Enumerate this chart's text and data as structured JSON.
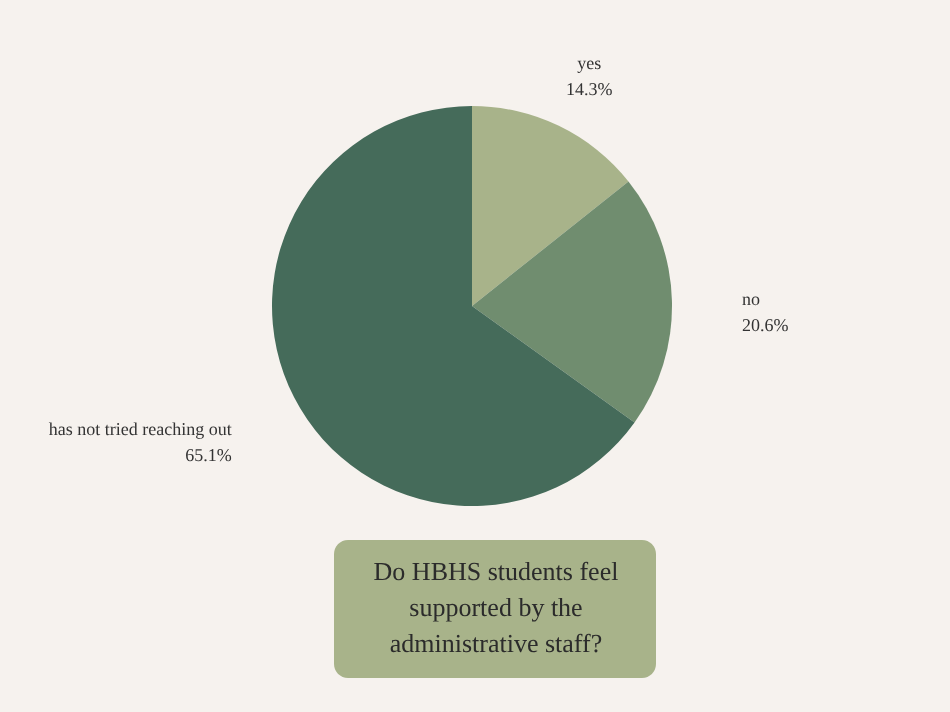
{
  "chart_data": {
    "type": "pie",
    "title": "Do HBHS students feel supported by the administrative staff?",
    "categories": [
      "yes",
      "no",
      "has not tried reaching out"
    ],
    "values": [
      14.3,
      20.6,
      65.1
    ],
    "value_labels": [
      "14.3%",
      "20.6%",
      "65.1%"
    ],
    "colors": [
      "#a8b38a",
      "#708d6f",
      "#456b5a"
    ]
  }
}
-*-*-
• Exercise: Leave out the pictures and output every record above precisely as given.

• Output of the task:
Enumerate this chart's text and data as structured JSON.
{
  "chart_data": {
    "type": "pie",
    "title": "Do HBHS students feel supported by the administrative staff?",
    "categories": [
      "yes",
      "no",
      "has not tried reaching out"
    ],
    "values": [
      14.3,
      20.6,
      65.1
    ],
    "value_labels": [
      "14.3%",
      "20.6%",
      "65.1%"
    ],
    "colors": [
      "#a8b38a",
      "#708d6f",
      "#456b5a"
    ]
  }
}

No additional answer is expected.